Scan the listing and work out how many lines contain the word "Vertical". Nothing but the number should be given.
---------------
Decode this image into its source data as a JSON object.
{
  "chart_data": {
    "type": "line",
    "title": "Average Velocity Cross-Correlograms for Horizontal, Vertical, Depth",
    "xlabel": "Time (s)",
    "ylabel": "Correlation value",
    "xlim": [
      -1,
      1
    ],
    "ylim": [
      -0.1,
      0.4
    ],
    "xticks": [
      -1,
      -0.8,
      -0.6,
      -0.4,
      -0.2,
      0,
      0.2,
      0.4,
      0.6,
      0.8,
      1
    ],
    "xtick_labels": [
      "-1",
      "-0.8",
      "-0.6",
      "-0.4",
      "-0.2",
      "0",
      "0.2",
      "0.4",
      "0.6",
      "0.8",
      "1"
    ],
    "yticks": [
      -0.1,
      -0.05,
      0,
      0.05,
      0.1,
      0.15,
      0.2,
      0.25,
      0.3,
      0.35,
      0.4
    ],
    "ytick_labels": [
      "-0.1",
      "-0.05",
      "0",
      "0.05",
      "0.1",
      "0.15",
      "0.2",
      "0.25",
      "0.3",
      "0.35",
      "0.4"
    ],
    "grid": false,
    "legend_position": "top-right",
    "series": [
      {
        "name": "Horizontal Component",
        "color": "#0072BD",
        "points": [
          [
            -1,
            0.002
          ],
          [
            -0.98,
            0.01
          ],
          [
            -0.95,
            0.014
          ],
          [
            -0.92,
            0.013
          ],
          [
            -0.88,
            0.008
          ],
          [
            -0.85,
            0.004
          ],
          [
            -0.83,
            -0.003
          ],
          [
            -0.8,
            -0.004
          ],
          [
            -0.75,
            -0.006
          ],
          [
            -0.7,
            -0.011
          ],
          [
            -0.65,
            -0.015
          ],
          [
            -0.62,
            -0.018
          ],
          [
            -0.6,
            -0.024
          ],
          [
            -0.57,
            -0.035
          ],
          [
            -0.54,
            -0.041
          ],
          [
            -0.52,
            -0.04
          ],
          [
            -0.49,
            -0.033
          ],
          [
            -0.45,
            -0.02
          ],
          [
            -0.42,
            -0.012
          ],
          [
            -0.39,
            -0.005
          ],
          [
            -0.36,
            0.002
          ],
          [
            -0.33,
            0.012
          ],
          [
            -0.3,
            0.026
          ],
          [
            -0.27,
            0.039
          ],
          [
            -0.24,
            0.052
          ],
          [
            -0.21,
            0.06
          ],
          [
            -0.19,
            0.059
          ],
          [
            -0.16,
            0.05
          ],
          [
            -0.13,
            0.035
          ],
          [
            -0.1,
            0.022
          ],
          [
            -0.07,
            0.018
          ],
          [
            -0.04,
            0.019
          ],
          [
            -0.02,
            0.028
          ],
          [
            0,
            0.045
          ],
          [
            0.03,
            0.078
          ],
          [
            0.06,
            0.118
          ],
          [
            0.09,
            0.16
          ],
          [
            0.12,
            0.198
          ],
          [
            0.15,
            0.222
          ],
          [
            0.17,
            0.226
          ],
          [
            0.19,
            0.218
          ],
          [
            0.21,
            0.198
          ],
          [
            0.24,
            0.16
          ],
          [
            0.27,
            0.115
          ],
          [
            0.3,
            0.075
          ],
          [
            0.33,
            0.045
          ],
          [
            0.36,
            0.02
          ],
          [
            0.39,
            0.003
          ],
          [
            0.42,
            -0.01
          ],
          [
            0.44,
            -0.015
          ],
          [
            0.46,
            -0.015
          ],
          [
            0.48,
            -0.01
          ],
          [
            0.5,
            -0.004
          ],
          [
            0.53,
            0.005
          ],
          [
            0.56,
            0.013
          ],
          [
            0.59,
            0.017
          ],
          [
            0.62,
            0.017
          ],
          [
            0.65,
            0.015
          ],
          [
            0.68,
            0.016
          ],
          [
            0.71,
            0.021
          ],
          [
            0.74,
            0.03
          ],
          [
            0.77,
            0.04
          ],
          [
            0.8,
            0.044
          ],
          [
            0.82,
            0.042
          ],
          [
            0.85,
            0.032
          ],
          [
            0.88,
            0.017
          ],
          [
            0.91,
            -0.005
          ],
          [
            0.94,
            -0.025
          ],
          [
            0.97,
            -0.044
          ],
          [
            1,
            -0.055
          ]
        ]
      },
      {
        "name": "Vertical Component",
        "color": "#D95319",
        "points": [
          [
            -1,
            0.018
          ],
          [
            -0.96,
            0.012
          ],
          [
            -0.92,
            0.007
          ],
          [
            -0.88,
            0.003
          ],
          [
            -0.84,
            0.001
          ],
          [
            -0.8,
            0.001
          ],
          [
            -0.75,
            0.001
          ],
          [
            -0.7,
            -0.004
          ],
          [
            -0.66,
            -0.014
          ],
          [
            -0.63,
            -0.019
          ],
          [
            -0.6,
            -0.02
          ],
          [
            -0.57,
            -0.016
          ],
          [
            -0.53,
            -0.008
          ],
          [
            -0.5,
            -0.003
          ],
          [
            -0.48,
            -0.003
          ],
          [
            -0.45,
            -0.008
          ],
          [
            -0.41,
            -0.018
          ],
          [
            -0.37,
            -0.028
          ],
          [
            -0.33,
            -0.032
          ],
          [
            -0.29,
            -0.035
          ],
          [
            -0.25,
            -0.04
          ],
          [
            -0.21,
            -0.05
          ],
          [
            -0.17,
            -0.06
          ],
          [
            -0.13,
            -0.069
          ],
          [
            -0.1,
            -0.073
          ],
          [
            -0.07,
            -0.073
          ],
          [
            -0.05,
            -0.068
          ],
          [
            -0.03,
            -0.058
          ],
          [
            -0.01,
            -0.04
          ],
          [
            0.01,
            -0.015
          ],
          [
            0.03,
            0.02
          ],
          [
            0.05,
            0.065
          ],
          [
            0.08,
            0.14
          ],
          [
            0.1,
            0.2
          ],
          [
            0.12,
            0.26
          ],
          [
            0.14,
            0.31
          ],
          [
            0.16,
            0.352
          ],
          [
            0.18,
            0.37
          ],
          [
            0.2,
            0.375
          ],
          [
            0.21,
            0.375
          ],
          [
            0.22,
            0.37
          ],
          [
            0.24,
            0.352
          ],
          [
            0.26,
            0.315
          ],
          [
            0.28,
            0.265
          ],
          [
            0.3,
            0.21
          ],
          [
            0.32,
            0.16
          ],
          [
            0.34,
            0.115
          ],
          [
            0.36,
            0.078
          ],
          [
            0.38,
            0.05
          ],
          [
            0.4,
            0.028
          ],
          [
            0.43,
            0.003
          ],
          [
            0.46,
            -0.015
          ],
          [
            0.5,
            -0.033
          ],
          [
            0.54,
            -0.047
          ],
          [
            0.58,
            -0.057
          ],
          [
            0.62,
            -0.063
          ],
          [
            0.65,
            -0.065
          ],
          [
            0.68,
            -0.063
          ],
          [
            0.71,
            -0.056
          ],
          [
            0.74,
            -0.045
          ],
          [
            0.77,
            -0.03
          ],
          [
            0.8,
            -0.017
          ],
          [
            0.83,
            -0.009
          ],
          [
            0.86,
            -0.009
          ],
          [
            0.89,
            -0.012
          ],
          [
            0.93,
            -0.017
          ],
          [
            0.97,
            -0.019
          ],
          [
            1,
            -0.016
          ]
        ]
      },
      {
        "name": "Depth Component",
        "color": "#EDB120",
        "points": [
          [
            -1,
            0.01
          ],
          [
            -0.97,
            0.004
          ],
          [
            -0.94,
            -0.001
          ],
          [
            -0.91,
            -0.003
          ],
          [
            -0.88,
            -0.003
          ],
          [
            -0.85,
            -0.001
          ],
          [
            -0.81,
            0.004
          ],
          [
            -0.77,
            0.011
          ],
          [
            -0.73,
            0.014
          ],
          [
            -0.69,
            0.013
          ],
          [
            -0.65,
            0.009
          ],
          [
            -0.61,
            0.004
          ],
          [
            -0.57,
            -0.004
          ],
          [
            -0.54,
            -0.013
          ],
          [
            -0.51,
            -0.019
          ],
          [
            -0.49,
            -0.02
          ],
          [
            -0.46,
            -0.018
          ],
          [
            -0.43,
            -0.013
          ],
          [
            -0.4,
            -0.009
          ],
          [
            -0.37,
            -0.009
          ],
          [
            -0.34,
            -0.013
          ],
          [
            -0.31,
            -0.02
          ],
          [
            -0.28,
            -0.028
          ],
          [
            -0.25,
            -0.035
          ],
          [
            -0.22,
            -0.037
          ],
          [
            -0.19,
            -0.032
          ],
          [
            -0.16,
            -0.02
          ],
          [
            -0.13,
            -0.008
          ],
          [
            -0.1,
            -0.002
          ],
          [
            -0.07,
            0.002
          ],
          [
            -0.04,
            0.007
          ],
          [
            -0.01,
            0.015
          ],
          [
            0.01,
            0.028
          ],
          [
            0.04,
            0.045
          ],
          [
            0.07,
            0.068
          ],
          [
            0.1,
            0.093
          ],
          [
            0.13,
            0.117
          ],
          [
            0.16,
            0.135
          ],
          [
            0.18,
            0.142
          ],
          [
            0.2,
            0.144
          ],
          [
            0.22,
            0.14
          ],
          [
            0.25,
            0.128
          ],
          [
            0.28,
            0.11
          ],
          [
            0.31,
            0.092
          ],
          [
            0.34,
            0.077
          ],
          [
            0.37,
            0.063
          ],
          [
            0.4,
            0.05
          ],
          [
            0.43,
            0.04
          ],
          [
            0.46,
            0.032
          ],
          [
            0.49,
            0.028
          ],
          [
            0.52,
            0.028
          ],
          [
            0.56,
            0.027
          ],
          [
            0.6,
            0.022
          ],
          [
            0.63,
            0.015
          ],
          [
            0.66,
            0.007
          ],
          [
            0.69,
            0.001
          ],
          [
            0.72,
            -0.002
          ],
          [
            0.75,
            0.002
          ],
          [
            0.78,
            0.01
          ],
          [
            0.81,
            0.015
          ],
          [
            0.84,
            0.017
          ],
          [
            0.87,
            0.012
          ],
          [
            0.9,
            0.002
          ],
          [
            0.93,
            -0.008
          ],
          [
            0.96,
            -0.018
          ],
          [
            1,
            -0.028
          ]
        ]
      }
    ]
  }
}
---------------
§ Written answer: 2